Text provided =
For 1960, Edsel pared its line solely down to the Ranger passenger cars (five models including a convertible) and Villager station wagon. Though closer in appearance to its Ford Country Sedan counterpart, the Villager saw extensive changes to its body and interior. The horsecollar grille associated with the brand was deleted entirely, replaced by an "hourglass" design, with the brand now distinguished by four vertical oval taillamps (for both the Ranger and Villager). An inch longer than Ford, the Villager now had a 120-inch wheelbase (shared with the Ranger).

The powertrain lineup was all-new for 1960, with the 361 V8 giving way to three engines. A 223 cubic-inch inline-6 was offered as a delete option, with a 292 cubic-inch V8 offered as the standard engine. As an extra-cost option, a 352 cubic-inch V8 was also offered. A 3-speed manual was offered with the inline-6 and the 292 V8; a 2-speed or 3-speed automatic was offered with all three engines.

Document layout analysis data =
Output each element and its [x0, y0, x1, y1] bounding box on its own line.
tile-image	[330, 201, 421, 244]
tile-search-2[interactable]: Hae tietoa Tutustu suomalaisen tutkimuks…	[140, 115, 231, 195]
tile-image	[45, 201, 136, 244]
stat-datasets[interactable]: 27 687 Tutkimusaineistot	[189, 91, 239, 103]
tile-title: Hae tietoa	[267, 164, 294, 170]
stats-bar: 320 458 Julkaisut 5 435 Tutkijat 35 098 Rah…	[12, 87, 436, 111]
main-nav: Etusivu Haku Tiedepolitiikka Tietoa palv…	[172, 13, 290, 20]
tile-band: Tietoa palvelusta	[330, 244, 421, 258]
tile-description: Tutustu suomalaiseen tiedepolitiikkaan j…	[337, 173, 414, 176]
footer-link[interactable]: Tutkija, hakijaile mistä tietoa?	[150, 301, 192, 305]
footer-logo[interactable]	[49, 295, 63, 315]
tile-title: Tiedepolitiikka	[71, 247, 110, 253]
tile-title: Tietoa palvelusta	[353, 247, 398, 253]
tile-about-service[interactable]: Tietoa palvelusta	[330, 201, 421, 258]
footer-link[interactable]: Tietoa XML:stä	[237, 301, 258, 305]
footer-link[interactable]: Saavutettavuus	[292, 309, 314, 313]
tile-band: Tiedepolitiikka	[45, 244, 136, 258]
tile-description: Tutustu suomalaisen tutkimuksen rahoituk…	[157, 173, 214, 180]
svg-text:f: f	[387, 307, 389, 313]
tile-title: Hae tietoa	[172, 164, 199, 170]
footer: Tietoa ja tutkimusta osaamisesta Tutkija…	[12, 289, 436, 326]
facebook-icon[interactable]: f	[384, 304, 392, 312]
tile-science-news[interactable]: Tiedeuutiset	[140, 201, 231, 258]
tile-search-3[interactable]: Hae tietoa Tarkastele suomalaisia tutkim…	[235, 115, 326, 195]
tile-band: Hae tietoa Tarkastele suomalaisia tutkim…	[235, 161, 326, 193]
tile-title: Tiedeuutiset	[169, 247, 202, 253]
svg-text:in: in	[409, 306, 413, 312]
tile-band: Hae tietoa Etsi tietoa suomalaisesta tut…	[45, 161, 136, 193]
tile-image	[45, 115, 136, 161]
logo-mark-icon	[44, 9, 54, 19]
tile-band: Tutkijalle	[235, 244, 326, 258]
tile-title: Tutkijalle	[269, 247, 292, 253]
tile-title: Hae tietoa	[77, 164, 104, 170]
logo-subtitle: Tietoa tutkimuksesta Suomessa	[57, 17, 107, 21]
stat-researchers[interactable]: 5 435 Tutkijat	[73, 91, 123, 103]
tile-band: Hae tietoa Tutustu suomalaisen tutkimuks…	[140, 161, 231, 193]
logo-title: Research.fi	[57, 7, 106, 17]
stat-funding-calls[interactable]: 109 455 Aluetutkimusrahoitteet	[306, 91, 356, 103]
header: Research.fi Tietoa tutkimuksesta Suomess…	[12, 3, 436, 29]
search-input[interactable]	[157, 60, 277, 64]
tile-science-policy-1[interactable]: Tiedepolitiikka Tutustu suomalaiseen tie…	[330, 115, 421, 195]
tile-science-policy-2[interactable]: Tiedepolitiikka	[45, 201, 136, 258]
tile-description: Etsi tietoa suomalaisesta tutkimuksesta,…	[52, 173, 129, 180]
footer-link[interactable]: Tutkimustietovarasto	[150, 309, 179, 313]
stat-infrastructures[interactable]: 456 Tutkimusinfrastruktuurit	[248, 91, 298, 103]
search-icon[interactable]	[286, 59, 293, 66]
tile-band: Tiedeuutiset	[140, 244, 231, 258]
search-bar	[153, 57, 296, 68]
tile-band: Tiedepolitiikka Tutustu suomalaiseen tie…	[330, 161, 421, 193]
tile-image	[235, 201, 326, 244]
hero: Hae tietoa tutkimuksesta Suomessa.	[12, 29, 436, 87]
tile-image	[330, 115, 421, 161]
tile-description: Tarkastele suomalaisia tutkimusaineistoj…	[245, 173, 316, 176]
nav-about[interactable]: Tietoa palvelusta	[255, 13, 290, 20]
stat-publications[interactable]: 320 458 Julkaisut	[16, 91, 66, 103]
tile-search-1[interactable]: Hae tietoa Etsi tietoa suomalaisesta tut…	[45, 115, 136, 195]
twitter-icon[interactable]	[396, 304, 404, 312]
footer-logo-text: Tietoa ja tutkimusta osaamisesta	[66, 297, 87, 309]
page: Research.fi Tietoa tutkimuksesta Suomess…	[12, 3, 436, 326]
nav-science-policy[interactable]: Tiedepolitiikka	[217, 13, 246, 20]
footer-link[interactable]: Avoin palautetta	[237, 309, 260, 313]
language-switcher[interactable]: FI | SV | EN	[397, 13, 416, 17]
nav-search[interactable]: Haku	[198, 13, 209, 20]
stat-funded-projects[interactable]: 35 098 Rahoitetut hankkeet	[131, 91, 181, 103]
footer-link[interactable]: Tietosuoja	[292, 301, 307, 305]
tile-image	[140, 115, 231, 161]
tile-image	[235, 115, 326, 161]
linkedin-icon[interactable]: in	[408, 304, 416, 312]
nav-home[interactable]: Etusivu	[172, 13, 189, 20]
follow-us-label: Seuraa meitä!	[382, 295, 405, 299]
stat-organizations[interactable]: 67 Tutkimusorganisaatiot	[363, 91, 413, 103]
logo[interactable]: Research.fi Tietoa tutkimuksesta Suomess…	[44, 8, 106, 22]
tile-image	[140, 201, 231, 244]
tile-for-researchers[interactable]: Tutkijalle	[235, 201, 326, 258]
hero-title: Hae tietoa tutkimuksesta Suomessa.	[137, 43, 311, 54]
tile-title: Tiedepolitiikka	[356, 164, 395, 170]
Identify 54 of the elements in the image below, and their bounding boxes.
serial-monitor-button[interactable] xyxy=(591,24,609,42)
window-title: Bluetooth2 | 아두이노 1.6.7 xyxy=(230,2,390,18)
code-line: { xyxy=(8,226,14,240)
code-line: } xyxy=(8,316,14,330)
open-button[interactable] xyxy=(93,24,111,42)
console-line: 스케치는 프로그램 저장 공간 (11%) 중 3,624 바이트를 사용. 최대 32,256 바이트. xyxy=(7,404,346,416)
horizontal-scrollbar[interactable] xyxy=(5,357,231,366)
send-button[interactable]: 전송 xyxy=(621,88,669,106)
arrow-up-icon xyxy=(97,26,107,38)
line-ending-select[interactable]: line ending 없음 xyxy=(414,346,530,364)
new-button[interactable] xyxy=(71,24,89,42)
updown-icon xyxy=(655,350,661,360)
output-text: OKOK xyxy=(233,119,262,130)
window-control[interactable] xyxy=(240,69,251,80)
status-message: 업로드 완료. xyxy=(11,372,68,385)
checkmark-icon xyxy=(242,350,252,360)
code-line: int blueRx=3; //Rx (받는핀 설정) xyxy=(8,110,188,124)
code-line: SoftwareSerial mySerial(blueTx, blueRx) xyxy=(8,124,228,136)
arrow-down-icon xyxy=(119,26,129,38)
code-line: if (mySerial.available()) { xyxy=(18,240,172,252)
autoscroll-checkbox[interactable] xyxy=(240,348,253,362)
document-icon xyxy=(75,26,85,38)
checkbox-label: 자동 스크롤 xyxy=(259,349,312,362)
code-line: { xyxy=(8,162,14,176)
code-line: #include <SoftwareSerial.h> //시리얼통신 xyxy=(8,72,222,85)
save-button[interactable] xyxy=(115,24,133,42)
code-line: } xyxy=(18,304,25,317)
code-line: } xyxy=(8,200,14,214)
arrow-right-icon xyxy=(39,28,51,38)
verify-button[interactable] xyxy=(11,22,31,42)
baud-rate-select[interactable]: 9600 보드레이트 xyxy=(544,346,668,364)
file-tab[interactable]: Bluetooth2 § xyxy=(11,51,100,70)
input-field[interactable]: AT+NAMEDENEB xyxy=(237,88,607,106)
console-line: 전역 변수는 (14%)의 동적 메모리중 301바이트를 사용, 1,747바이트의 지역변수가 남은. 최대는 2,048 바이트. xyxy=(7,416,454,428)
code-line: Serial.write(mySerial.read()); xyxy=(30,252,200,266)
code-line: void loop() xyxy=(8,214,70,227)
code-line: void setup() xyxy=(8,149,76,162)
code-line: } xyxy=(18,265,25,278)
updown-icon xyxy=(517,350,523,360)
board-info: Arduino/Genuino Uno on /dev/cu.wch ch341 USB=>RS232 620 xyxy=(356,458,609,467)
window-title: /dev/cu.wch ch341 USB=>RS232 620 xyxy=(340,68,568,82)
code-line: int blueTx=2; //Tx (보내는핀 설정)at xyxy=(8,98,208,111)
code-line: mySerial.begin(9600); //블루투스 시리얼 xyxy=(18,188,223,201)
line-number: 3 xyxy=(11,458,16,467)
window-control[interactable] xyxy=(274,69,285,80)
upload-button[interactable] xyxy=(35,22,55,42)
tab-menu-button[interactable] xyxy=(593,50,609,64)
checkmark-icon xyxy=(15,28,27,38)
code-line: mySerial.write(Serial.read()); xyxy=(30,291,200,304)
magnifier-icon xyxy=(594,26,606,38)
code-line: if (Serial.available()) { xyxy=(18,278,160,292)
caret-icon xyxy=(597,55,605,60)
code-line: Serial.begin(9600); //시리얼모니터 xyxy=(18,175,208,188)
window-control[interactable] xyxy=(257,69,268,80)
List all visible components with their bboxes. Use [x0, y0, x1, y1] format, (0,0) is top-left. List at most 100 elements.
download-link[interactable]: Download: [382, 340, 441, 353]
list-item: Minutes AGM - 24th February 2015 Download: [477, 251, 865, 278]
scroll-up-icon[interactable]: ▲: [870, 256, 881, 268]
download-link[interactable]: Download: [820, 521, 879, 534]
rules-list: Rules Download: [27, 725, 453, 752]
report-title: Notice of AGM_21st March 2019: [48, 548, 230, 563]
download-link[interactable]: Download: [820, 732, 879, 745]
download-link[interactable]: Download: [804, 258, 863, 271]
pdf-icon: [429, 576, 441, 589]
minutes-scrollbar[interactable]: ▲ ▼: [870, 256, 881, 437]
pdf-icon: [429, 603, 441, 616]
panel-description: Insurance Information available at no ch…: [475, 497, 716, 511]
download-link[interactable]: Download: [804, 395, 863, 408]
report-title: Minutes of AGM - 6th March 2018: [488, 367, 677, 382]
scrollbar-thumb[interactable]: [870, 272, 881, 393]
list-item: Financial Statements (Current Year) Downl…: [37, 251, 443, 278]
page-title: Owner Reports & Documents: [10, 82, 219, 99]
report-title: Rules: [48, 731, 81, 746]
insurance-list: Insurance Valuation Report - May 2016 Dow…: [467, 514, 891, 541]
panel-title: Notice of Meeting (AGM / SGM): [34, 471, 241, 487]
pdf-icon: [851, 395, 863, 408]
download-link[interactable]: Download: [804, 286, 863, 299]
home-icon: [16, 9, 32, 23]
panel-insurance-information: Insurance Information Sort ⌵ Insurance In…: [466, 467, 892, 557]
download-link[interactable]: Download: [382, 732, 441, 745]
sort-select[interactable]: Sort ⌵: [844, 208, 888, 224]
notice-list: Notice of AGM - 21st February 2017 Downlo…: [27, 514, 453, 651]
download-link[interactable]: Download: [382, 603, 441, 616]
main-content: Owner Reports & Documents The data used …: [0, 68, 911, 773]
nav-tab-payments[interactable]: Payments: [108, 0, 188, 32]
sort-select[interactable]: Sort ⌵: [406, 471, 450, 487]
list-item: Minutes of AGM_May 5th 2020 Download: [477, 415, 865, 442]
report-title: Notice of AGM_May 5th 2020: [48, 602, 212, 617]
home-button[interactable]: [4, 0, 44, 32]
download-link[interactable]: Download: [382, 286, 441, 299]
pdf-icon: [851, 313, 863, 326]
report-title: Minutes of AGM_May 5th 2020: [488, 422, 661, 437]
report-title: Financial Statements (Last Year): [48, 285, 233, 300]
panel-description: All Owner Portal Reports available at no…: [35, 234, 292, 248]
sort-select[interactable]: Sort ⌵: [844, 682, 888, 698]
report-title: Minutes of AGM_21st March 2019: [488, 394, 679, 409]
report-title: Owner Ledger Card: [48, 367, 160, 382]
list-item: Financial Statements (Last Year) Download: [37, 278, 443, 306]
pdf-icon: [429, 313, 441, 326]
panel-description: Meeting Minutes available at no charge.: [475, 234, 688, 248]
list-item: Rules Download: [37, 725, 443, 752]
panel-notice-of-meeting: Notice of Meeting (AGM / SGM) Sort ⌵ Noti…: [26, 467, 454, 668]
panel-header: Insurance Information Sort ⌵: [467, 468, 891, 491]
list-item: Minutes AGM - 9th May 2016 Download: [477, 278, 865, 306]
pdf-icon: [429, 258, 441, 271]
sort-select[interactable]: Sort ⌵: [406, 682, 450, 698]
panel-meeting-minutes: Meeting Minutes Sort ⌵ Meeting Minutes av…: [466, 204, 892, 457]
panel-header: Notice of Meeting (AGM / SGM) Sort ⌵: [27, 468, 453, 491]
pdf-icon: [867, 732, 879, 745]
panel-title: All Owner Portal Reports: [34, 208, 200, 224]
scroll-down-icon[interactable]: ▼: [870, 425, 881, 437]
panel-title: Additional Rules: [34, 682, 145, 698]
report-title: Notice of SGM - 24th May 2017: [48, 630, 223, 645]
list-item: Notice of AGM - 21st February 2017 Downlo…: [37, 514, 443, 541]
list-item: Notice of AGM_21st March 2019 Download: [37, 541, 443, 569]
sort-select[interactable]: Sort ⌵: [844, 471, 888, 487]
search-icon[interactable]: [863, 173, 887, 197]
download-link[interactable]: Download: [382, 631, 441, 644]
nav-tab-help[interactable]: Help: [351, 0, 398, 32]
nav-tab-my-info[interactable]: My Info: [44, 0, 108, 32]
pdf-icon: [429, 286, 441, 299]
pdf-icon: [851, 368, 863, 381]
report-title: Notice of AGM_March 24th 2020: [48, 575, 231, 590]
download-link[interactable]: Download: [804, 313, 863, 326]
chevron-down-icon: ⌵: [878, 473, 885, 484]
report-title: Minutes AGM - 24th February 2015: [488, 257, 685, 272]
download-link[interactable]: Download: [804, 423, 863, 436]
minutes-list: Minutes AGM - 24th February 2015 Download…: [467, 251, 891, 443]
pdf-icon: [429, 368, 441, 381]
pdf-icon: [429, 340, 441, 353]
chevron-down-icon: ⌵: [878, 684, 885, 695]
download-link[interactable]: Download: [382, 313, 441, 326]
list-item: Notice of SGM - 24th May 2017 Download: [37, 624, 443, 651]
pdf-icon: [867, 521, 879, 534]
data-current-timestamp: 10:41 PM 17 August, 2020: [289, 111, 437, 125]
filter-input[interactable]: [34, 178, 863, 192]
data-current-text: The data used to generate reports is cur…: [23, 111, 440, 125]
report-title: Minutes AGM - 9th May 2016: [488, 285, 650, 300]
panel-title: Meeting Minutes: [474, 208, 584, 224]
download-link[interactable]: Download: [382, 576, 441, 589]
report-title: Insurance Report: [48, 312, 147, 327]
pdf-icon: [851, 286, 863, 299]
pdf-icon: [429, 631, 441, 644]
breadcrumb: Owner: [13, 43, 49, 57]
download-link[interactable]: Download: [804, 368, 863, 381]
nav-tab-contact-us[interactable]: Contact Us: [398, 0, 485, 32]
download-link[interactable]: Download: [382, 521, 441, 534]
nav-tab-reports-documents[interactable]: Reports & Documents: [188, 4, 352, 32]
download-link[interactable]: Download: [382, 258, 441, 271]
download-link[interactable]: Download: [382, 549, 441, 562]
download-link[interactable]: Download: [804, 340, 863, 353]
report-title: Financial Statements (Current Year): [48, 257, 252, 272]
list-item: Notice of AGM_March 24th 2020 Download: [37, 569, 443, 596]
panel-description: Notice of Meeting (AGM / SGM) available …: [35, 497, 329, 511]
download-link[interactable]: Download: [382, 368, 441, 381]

Using the information =
- a) Render this sentence from the passage on the 1960 Edsel into Spanish: "As an extra-cost option, a 352 cubic-inch V8 was also offered."
- b) Pick up the passage on the 1960 Edsel after its final sentence and extend it with further writing.

Answers for the exercise =
- a) Como opción con costo adicional, también se ofrecía un V8 de 352 pulgadas cúbicas.

- b)
For 1960, output of the model line dropped significantly, with only 275 units produced. However, the decrease is directly attributable to Edsel being in production for 43 days (from mid-October 1959 to late November 1959). Only 59 nine-passenger Villagers were built for 1960, making them the rarest Edsel station wagon.

== Further use of name ==
Following the discontinuation of the Edsel division, the Villager nameplate would become one of several nameplates from the brand that would see reuse. The Mercury division revived the Villager name in 1962 for a Comet station wagon, using it until 1967. Subsequently, Mercury would use the Villager name to denote multiple woodgrained station wagons (similar to Ford Squire wagons), including top-trim wagons from the Montego, Bobcat, Cougar, Zephyr, and Lynx model lines. As the flagship Colony Park wagon was always sold with a woodgrain exterior, it never was marketed with a Villager trim.

During the early 1990s, the Mercury Villager became a stand-alone model line, though losing its woodgrain trim. Developed as part of Ford-Nissan joint venture, the Villager was a direct counterpart of the Nissan Quest.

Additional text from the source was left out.